▶ _REQUIRED WORK_:
From the listing below, pick out each line with the word "movements".

Extracted records

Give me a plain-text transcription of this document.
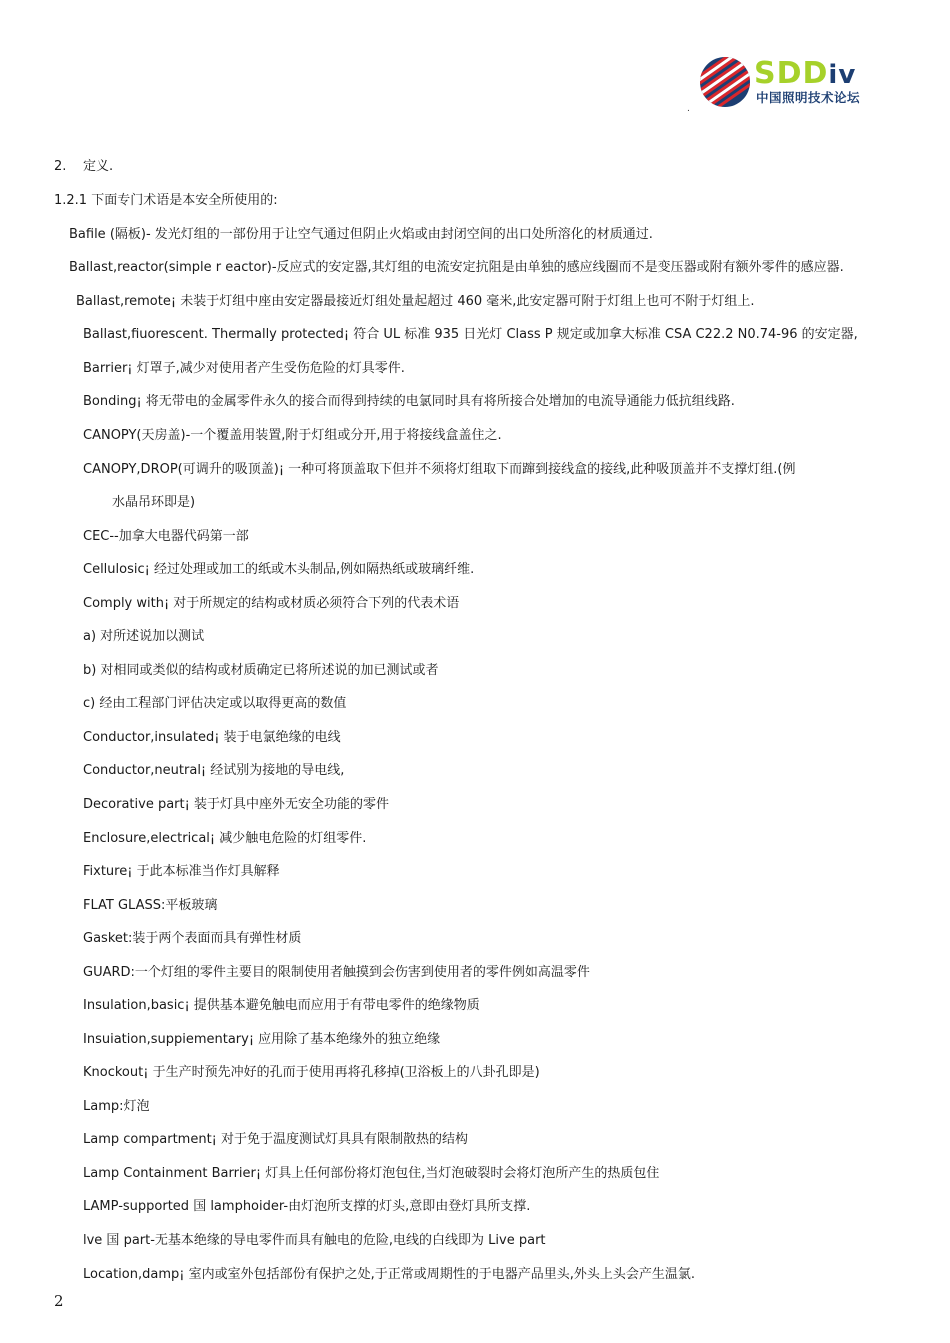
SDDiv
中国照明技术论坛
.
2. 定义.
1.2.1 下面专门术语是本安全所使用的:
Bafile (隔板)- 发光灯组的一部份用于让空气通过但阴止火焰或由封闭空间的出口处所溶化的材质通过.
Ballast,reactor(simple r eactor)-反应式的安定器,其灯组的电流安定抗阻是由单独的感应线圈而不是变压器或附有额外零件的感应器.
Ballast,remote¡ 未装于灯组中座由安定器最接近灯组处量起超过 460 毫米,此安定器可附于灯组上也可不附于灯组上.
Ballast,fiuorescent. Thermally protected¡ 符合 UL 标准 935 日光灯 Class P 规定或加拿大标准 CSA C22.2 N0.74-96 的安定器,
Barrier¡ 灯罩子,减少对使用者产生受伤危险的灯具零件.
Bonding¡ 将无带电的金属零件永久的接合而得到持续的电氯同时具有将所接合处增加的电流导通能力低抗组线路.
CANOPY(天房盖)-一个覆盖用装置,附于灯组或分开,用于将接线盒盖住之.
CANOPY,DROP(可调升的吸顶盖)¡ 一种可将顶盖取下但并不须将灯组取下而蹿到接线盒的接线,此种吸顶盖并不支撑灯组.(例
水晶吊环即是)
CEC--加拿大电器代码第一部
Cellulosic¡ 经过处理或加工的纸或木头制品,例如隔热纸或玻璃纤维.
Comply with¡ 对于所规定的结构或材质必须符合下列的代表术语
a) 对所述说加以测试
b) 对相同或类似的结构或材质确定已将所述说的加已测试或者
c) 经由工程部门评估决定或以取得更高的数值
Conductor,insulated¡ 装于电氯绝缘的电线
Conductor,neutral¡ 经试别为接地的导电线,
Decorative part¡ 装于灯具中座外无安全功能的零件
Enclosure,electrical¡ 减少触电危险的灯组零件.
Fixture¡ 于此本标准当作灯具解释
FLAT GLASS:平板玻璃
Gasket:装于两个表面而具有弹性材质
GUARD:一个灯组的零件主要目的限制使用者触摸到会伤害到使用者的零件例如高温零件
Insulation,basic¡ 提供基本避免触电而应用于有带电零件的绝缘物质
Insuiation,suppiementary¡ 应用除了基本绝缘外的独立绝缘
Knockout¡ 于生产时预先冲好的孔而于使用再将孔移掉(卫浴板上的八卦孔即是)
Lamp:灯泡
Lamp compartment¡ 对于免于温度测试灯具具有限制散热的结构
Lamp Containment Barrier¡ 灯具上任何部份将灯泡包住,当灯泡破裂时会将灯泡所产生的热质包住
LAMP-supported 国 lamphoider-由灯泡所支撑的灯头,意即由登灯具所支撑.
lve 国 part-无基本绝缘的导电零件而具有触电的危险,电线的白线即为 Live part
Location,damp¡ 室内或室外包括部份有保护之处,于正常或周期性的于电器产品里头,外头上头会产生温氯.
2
* * *
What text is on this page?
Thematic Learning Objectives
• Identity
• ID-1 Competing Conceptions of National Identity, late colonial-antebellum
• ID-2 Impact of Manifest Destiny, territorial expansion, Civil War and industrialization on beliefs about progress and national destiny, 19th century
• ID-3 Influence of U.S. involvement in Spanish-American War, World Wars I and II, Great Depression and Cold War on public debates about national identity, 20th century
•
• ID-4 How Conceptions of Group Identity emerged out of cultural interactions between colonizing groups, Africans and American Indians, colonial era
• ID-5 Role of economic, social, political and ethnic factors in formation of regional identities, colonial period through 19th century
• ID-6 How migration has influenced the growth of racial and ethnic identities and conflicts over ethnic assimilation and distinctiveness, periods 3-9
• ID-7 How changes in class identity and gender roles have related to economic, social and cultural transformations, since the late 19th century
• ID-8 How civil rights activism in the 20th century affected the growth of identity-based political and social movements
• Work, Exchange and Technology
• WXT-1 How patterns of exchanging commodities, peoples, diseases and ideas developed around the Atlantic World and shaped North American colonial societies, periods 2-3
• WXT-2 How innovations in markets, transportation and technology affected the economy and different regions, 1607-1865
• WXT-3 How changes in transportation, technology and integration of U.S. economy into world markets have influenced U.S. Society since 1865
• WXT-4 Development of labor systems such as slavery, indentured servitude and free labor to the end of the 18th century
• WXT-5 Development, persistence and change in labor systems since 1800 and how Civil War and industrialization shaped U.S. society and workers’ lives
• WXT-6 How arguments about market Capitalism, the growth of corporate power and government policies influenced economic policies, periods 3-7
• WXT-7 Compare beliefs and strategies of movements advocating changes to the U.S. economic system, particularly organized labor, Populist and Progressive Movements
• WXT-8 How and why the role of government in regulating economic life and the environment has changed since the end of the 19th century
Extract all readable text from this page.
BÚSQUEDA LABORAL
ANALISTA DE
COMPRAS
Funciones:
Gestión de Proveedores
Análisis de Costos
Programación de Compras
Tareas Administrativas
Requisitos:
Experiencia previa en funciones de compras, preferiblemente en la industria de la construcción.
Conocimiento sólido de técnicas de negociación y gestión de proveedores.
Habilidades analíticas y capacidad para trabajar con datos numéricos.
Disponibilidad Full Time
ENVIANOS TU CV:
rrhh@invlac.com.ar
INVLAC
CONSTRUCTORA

▶ _TASK RESPONSE_:
• ID-8 How civil rights activism in the 20th century affected the growth of identity-based political and social movements
• WXT-7 Compare beliefs and strategies of movements advocating changes to the U.S. economic system, particularly organized labor, Populist and Progressive Movements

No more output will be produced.